Pick out the lines containing "this".

======== Stored data ========

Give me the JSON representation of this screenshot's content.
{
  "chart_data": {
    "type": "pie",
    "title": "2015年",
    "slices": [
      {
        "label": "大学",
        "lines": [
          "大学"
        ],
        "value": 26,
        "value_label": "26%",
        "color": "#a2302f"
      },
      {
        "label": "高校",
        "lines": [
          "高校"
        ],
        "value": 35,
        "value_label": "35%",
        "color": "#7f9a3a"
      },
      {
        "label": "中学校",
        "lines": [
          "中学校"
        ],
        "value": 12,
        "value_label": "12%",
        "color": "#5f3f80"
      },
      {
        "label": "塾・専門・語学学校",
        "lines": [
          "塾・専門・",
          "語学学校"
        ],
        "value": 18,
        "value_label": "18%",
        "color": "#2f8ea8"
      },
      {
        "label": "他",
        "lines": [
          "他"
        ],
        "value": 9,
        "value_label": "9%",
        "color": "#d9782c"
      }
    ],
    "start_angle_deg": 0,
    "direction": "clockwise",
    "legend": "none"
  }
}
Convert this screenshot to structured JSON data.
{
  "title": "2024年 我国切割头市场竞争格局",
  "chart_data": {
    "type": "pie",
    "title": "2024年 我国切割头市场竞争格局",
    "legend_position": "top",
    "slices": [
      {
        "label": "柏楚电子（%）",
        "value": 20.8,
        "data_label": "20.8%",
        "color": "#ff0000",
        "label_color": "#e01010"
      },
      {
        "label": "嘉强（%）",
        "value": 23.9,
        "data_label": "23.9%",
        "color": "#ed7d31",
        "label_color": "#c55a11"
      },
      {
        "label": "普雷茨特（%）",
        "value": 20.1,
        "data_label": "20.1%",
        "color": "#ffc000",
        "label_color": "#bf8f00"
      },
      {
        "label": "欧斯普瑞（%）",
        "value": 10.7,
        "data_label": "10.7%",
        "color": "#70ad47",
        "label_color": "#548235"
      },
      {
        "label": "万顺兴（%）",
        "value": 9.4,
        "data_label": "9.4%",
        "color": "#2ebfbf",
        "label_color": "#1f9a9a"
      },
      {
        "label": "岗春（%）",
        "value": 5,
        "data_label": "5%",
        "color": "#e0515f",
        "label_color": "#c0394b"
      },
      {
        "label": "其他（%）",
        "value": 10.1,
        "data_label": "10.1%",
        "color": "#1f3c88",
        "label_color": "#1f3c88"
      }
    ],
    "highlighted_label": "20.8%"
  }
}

========

Response to the exercise »
Give me the JSON representation of this screenshot's content.
Convert this screenshot to structured JSON data.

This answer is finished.